> _Data entries_

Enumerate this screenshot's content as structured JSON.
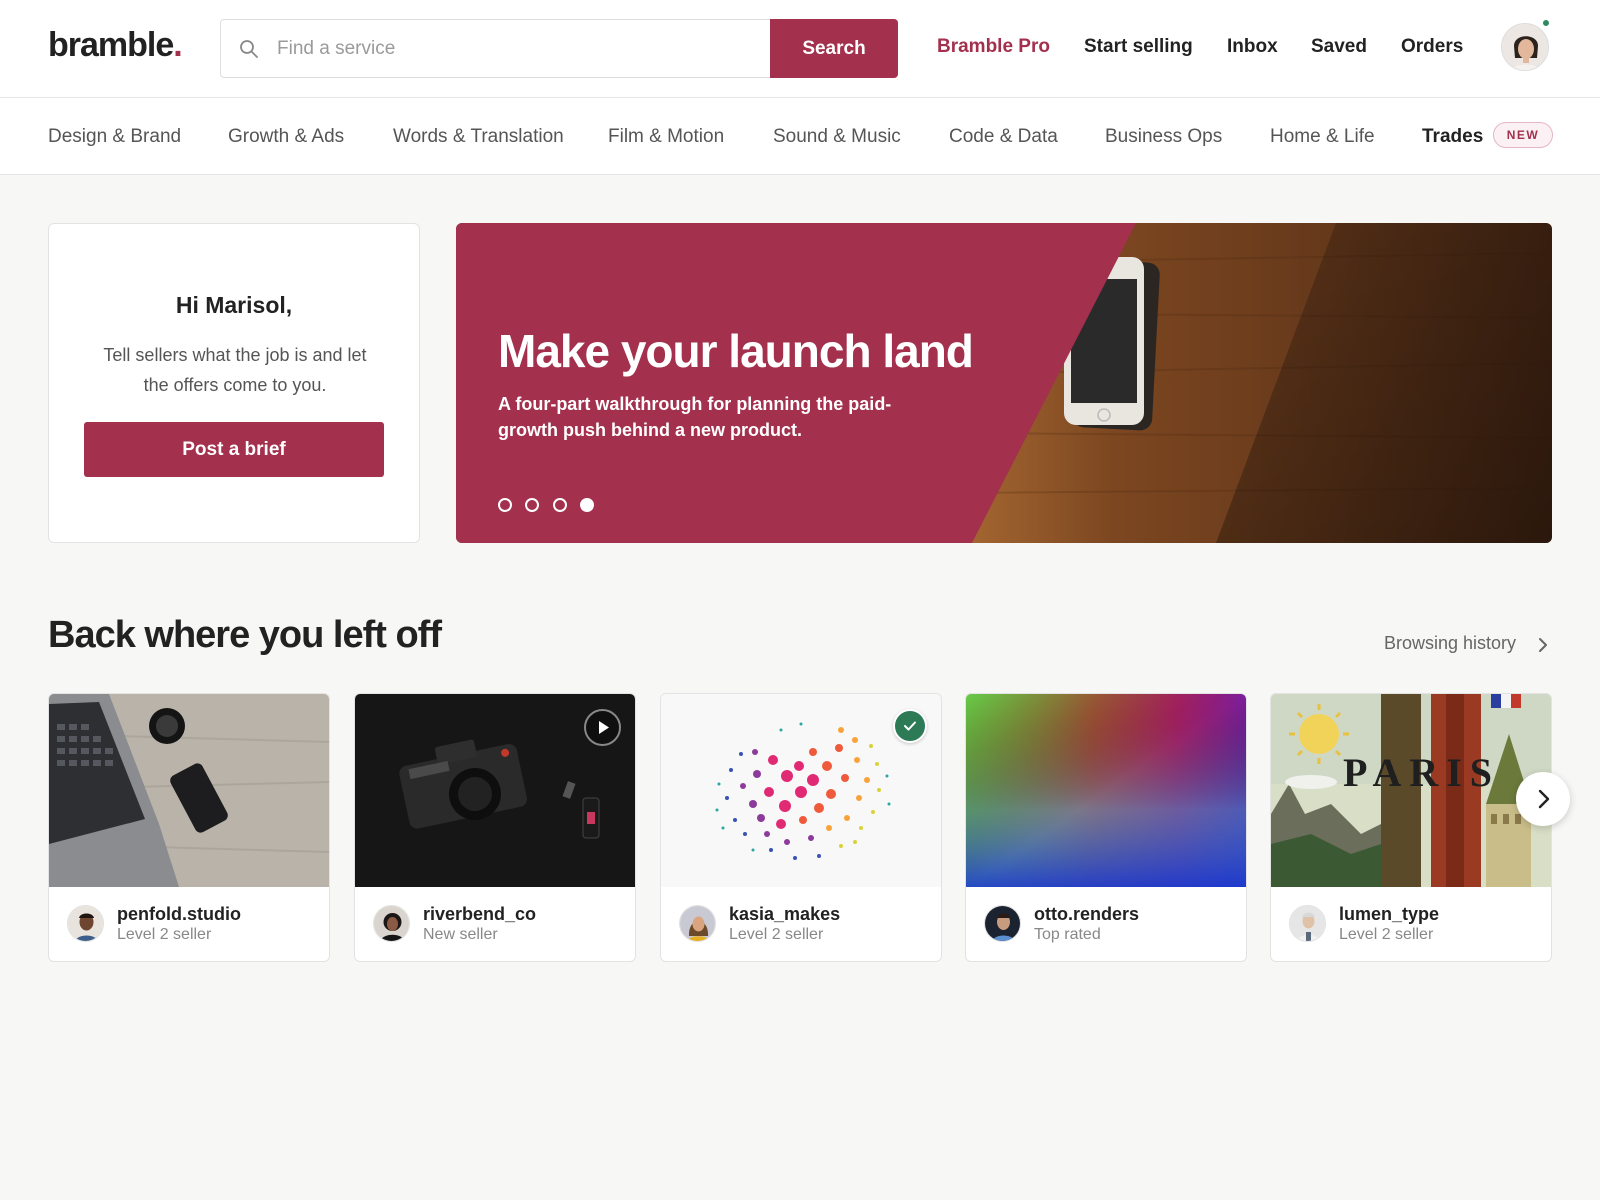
{
  "header": {
    "logo_text": "bramble",
    "logo_dot": ".",
    "search": {
      "placeholder": "Find a service",
      "value": "",
      "button_label": "Search"
    },
    "nav": [
      "Bramble Pro",
      "Start selling",
      "Inbox",
      "Saved",
      "Orders"
    ],
    "brand_color": "#a3304d",
    "online_status_color": "#2d8a5e"
  },
  "categories": {
    "items": [
      "Design & Brand",
      "Growth & Ads",
      "Words & Translation",
      "Film & Motion",
      "Sound & Music",
      "Code & Data",
      "Business Ops",
      "Home & Life",
      "Trades"
    ],
    "new_badge": "NEW"
  },
  "welcome": {
    "title": "Hi Marisol,",
    "text": "Tell sellers what the job is and let the offers come to you.",
    "button_label": "Post a brief"
  },
  "hero": {
    "title": "Make your launch land",
    "subtitle": "A four-part walkthrough for planning the paid-growth push behind a new product.",
    "slide_count": 4,
    "active_slide": 4
  },
  "recent": {
    "title": "Back where you left off",
    "link_label": "Browsing history",
    "cards": [
      {
        "seller": "penfold.studio",
        "level": "Level 2 seller",
        "thumb": "laptop-desk-image"
      },
      {
        "seller": "riverbend_co",
        "level": "New seller",
        "thumb": "camera-image",
        "badge": "play-icon"
      },
      {
        "seller": "kasia_makes",
        "level": "Level 2 seller",
        "thumb": "dot-pattern-image",
        "badge": "check-icon"
      },
      {
        "seller": "otto.renders",
        "level": "Top rated",
        "thumb": "gradient-image"
      },
      {
        "seller": "lumen_type",
        "level": "Level 2 seller",
        "thumb": "paris-poster-image"
      }
    ],
    "poster_text": "PARIS"
  }
}
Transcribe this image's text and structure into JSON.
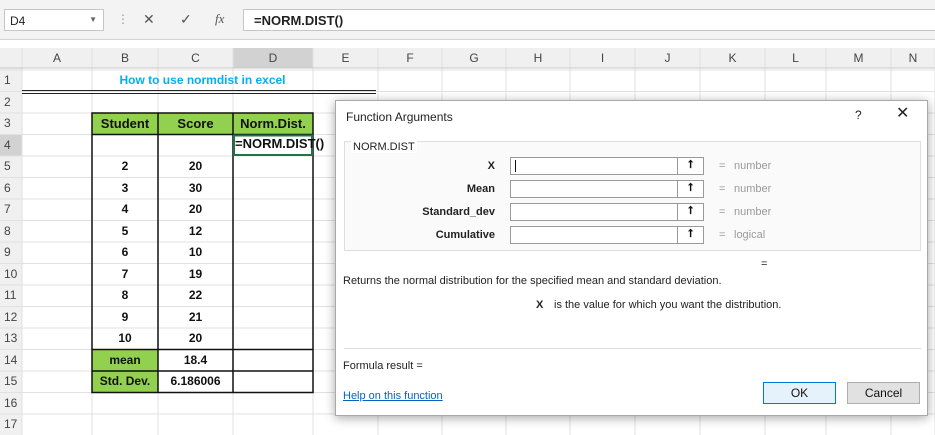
{
  "formula_bar": {
    "name_box": "D4",
    "formula": "=NORM.DIST()",
    "cancel_icon": "cancel-x-icon",
    "enter_icon": "checkmark-icon",
    "function_icon": "fx-icon"
  },
  "sheet": {
    "columns": [
      "A",
      "B",
      "C",
      "D",
      "E",
      "F",
      "G",
      "H",
      "I",
      "J",
      "K",
      "L",
      "M",
      "N"
    ],
    "rows": [
      "1",
      "2",
      "3",
      "4",
      "5",
      "6",
      "7",
      "8",
      "9",
      "10",
      "11",
      "12",
      "13",
      "14",
      "15",
      "16",
      "17"
    ],
    "title": "How to use normdist in excel",
    "headers": [
      "Student",
      "Score",
      "Norm.Dist."
    ],
    "active_cell_text": "=NORM.DIST()",
    "data_rows": [
      {
        "student": "2",
        "score": "20"
      },
      {
        "student": "3",
        "score": "30"
      },
      {
        "student": "4",
        "score": "20"
      },
      {
        "student": "5",
        "score": "12"
      },
      {
        "student": "6",
        "score": "10"
      },
      {
        "student": "7",
        "score": "19"
      },
      {
        "student": "8",
        "score": "22"
      },
      {
        "student": "9",
        "score": "21"
      },
      {
        "student": "10",
        "score": "20"
      }
    ],
    "summary": [
      {
        "label": "mean",
        "value": "18.4"
      },
      {
        "label": "Std. Dev.",
        "value": "6.186006"
      }
    ],
    "colors": {
      "header_fill": "#92d050",
      "title_text": "#00b0f0",
      "active_border": "#217346"
    }
  },
  "dialog": {
    "title": "Function Arguments",
    "help_glyph": "?",
    "close_glyph": "✕",
    "function_name": "NORM.DIST",
    "arguments": [
      {
        "label": "X",
        "value": "",
        "type": "number"
      },
      {
        "label": "Mean",
        "value": "",
        "type": "number"
      },
      {
        "label": "Standard_dev",
        "value": "",
        "type": "number"
      },
      {
        "label": "Cumulative",
        "value": "",
        "type": "logical"
      }
    ],
    "collapse_glyph": "⭡",
    "equals": "=",
    "result_equals": "=",
    "description": "Returns the normal distribution for the specified mean and standard deviation.",
    "arg_name": "X",
    "arg_description": "is the value for which you want the distribution.",
    "formula_result": "Formula result =",
    "help_link": "Help on this function",
    "ok_label": "OK",
    "cancel_label": "Cancel"
  }
}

> _Problem to work on_
Gather up, from the records above, each line where the word "image" appears.

> _Task answer_
        "thumb": "laptop-desk-image"
        "thumb": "camera-image",
        "thumb": "dot-pattern-image",
        "thumb": "gradient-image"
        "thumb": "paris-poster-image"
Transcribe this image's text and structure into JSON.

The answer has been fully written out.